--- Begin Records shown ---
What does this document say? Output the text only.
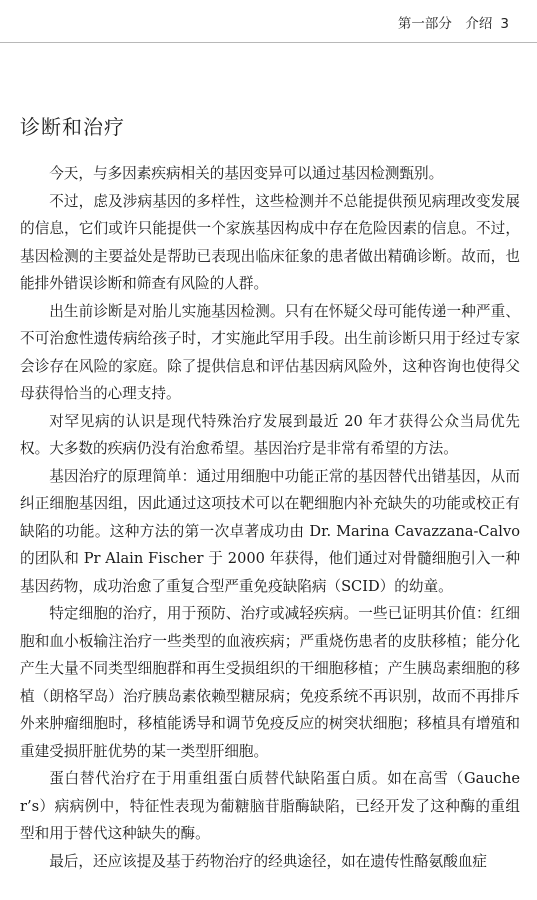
第一部分　介绍 3
诊断和治疗

今天，与多因素疾病相关的基因变异可以通过基因检测甄别。

不过，虑及涉病基因的多样性，这些检测并不总能提供预见病理改变发展的信息，它们或许只能提供一个家族基因构成中存在危险因素的信息。不过，基因检测的主要益处是帮助已表现出临床征象的患者做出精确诊断。故而，也能排外错误诊断和筛查有风险的人群。

出生前诊断是对胎儿实施基因检测。只有在怀疑父母可能传递一种严重、不可治愈性遗传病给孩子时，才实施此罕用手段。出生前诊断只用于经过专家会诊存在风险的家庭。除了提供信息和评估基因病风险外，这种咨询也使得父母获得恰当的心理支持。

对罕见病的认识是现代特殊治疗发展到最近 20 年才获得公众当局优先权。大多数的疾病仍没有治愈希望。基因治疗是非常有希望的方法。

基因治疗的原理简单：通过用细胞中功能正常的基因替代出错基因，从而纠正细胞基因组，因此通过这项技术可以在靶细胞内补充缺失的功能或校正有缺陷的功能。这种方法的第一次卓著成功由 Dr. Marina Cavazzana-Calvo 的团队和 Pr Alain Fischer 于 2000 年获得，他们通过对骨髓细胞引入一种基因药物，成功治愈了重复合型严重免疫缺陷病（SCID）的幼童。

特定细胞的治疗，用于预防、治疗或减轻疾病。一些已证明其价值：红细胞和血小板输注治疗一些类型的血液疾病；严重烧伤患者的皮肤移植；能分化产生大量不同类型细胞群和再生受损组织的干细胞移植；产生胰岛素细胞的移植（朗格罕岛）治疗胰岛素依赖型糖尿病；免疫系统不再识别，故而不再排斥外来肿瘤细胞时，移植能诱导和调节免疫反应的树突状细胞；移植具有增殖和重建受损肝脏优势的某一类型肝细胞。

蛋白替代治疗在于用重组蛋白质替代缺陷蛋白质。如在高雪（Gaucher’s）病病例中，特征性表现为葡糖脑苷脂酶缺陷，已经开发了这种酶的重组型和用于替代这种缺失的酶。

最后，还应该提及基于药物治疗的经典途径，如在遗传性酪氨酸血症
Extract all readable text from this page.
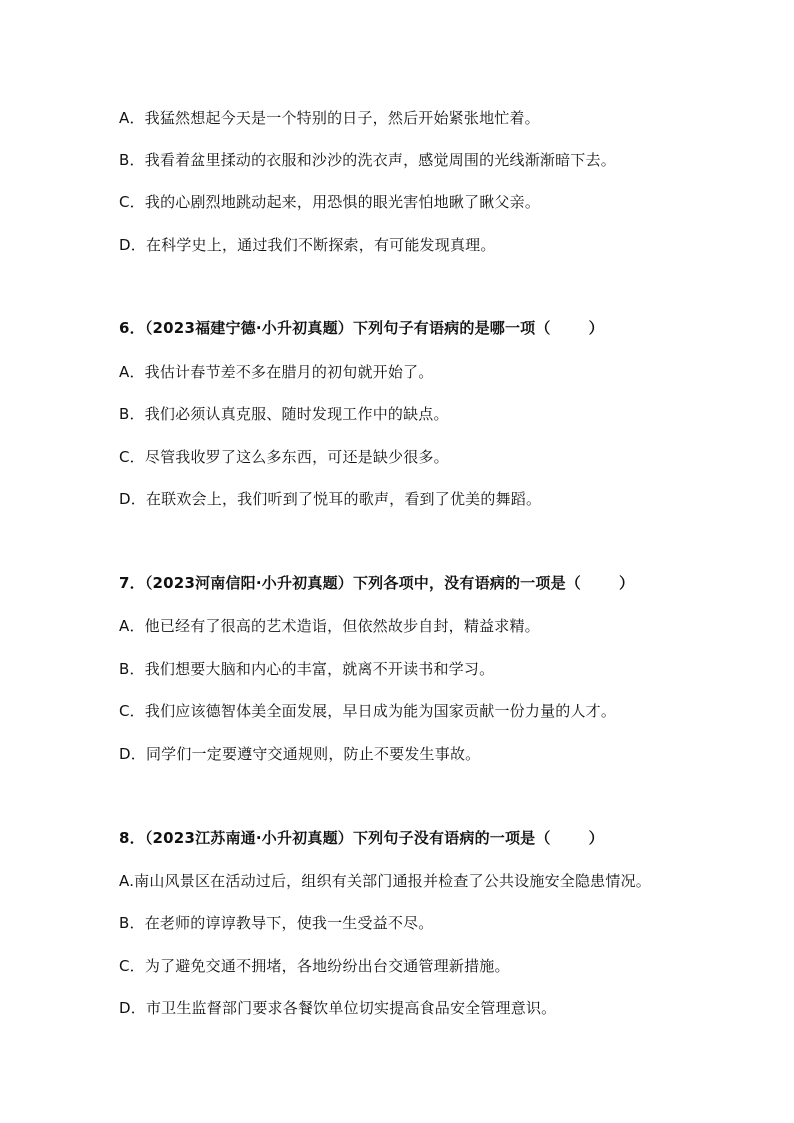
A．我猛然想起今天是一个特别的日子，然后开始紧张地忙着。
B．我看着盆里揉动的衣服和沙沙的洗衣声，感觉周围的光线渐渐暗下去。
C．我的心剧烈地跳动起来，用恐惧的眼光害怕地瞅了瞅父亲。
D．在科学史上，通过我们不断探索，有可能发现真理。
6．（2023福建宁德·小升初真题）下列句子有语病的是哪一项（	）
A．我估计春节差不多在腊月的初旬就开始了。
B．我们必须认真克服、随时发现工作中的缺点。
C．尽管我收罗了这么多东西，可还是缺少很多。
D．在联欢会上，我们听到了悦耳的歌声，看到了优美的舞蹈。
7．（2023河南信阳·小升初真题）下列各项中，没有语病的一项是（	）
A．他已经有了很高的艺术造诣，但依然故步自封，精益求精。
B．我们想要大脑和内心的丰富，就离不开读书和学习。
C．我们应该德智体美全面发展，早日成为能为国家贡献一份力量的人才。
D．同学们一定要遵守交通规则，防止不要发生事故。
8．（2023江苏南通·小升初真题）下列句子没有语病的一项是（	）
A.南山风景区在活动过后，组织有关部门通报并检查了公共设施安全隐患情况。
B．在老师的谆谆教导下，使我一生受益不尽。
C．为了避免交通不拥堵，各地纷纷出台交通管理新措施。
D．市卫生监督部门要求各餐饮单位切实提高食品安全管理意识。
--- End Records shown ---
What is asked -> Leave out every picture, and repeat word for word only the lines from the one holding "Extract all readable text from this page." through the end of the entries above, both ends included.

Written response ->
Extract all readable text from this page.
A．我猛然想起今天是一个特别的日子，然后开始紧张地忙着。
B．我看着盆里揉动的衣服和沙沙的洗衣声，感觉周围的光线渐渐暗下去。
C．我的心剧烈地跳动起来，用恐惧的眼光害怕地瞅了瞅父亲。
D．在科学史上，通过我们不断探索，有可能发现真理。
6．（2023福建宁德·小升初真题）下列句子有语病的是哪一项（	）
A．我估计春节差不多在腊月的初旬就开始了。
B．我们必须认真克服、随时发现工作中的缺点。
C．尽管我收罗了这么多东西，可还是缺少很多。
D．在联欢会上，我们听到了悦耳的歌声，看到了优美的舞蹈。
7．（2023河南信阳·小升初真题）下列各项中，没有语病的一项是（	）
A．他已经有了很高的艺术造诣，但依然故步自封，精益求精。
B．我们想要大脑和内心的丰富，就离不开读书和学习。
C．我们应该德智体美全面发展，早日成为能为国家贡献一份力量的人才。
D．同学们一定要遵守交通规则，防止不要发生事故。
8．（2023江苏南通·小升初真题）下列句子没有语病的一项是（	）
A.南山风景区在活动过后，组织有关部门通报并检查了公共设施安全隐患情况。
B．在老师的谆谆教导下，使我一生受益不尽。
C．为了避免交通不拥堵，各地纷纷出台交通管理新措施。
D．市卫生监督部门要求各餐饮单位切实提高食品安全管理意识。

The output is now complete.